**Exercise**
Return each line of the records holding the string "Utilized".
╭─ Source data
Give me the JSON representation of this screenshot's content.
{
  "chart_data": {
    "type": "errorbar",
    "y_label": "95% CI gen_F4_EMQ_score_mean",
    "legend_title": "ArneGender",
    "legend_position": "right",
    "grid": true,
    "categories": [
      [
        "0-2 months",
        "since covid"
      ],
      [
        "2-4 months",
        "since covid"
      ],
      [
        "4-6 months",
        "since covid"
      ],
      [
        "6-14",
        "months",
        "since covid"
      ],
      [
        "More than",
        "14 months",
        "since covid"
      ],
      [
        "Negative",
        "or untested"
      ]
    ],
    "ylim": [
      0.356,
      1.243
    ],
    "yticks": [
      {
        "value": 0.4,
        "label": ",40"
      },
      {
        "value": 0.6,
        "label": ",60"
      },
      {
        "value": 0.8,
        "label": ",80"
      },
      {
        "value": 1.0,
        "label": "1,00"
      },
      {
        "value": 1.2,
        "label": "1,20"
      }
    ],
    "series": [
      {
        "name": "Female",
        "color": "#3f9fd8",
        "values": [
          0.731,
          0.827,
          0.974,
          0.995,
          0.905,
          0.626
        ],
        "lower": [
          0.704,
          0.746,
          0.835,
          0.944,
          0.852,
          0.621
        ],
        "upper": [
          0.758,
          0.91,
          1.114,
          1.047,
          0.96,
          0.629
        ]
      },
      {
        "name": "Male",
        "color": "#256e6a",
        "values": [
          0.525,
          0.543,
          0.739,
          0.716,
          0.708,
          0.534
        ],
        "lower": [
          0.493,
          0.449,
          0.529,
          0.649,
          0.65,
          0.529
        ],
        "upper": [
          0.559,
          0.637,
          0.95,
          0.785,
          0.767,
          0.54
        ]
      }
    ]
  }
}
╰─
╭─ Source data
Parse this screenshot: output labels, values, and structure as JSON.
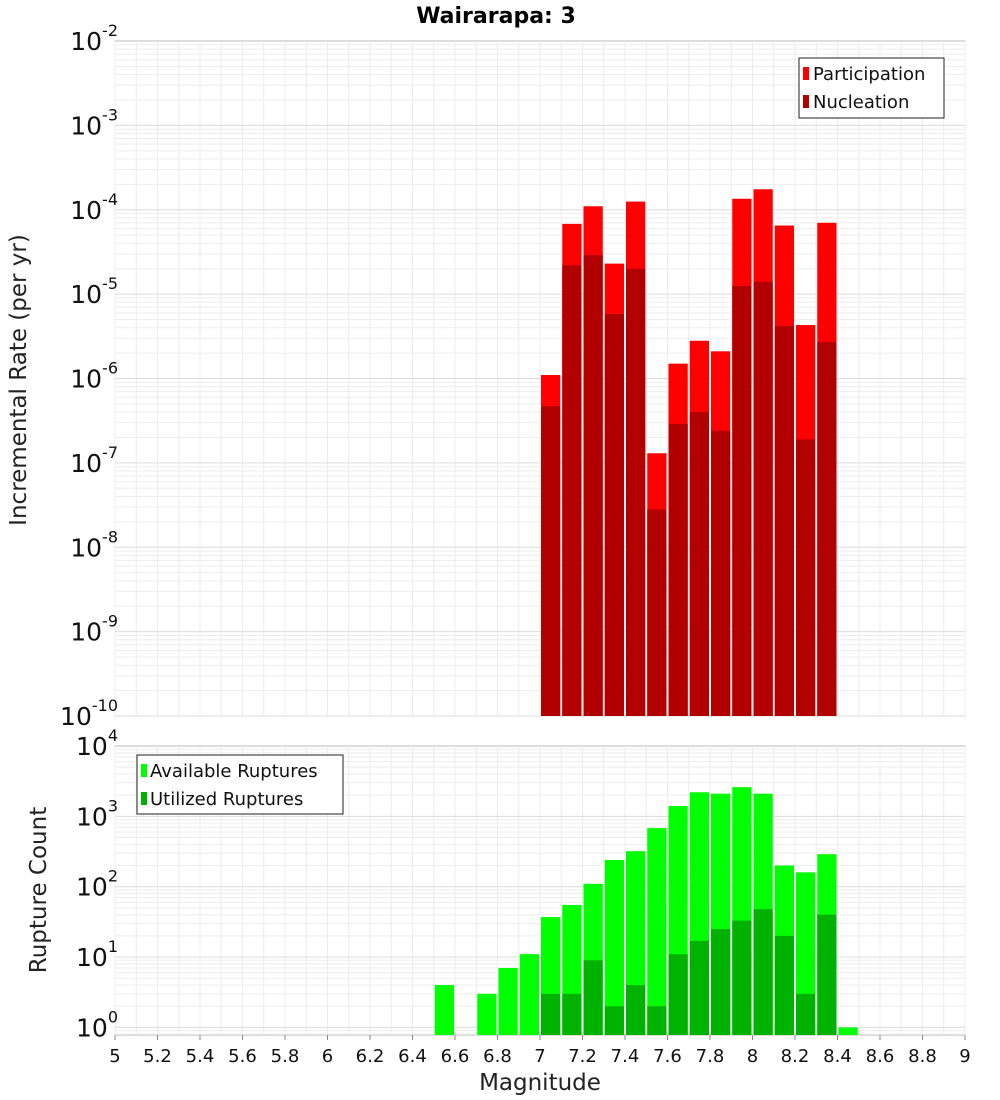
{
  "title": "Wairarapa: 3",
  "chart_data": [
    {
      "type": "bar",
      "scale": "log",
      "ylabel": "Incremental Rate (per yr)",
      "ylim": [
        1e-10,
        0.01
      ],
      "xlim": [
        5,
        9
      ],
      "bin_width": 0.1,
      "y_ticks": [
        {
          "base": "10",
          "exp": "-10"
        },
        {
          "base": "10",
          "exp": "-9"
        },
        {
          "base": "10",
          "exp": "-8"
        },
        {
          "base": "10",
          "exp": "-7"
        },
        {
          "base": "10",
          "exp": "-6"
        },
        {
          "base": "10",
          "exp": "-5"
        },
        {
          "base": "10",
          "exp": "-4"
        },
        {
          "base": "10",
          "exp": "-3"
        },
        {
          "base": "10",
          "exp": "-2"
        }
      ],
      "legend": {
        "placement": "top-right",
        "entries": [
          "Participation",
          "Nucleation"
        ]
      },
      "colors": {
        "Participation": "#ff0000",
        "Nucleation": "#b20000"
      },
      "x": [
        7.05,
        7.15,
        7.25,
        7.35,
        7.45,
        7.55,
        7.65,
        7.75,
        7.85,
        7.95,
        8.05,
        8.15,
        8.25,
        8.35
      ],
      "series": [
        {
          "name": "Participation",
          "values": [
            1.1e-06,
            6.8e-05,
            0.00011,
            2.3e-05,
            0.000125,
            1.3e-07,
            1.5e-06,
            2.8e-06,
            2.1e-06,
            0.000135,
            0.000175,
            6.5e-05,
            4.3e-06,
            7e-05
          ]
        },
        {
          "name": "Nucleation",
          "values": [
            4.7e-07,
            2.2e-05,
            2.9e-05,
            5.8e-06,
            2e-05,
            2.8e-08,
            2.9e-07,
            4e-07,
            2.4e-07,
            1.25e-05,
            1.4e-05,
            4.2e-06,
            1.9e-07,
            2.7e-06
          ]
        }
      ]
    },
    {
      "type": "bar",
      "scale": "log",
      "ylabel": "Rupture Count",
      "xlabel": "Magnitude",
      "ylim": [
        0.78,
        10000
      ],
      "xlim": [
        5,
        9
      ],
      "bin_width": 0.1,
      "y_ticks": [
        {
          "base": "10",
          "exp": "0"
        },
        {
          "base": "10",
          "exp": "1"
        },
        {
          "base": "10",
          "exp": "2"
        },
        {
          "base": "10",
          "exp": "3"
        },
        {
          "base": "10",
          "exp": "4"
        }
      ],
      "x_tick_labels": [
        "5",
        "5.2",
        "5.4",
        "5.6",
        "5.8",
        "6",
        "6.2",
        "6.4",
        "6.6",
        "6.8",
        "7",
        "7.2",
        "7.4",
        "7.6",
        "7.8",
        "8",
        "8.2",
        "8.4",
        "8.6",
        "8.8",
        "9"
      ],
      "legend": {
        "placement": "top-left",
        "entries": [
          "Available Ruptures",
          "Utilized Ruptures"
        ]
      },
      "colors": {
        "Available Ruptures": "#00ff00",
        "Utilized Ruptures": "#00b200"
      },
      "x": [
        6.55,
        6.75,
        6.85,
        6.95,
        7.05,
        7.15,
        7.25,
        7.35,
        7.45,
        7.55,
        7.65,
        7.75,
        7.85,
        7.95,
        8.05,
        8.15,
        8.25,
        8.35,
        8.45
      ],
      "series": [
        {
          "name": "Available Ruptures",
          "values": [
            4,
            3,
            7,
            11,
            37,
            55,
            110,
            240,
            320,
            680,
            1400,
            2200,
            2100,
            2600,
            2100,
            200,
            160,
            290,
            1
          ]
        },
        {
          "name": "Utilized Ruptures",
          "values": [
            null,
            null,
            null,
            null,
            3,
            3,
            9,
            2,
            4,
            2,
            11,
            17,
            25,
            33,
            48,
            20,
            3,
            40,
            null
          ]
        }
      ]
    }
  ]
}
╰─
**Problem solution**
          "Utilized Ruptures"
        "Utilized Ruptures": "#00b200"
          "name": "Utilized Ruptures",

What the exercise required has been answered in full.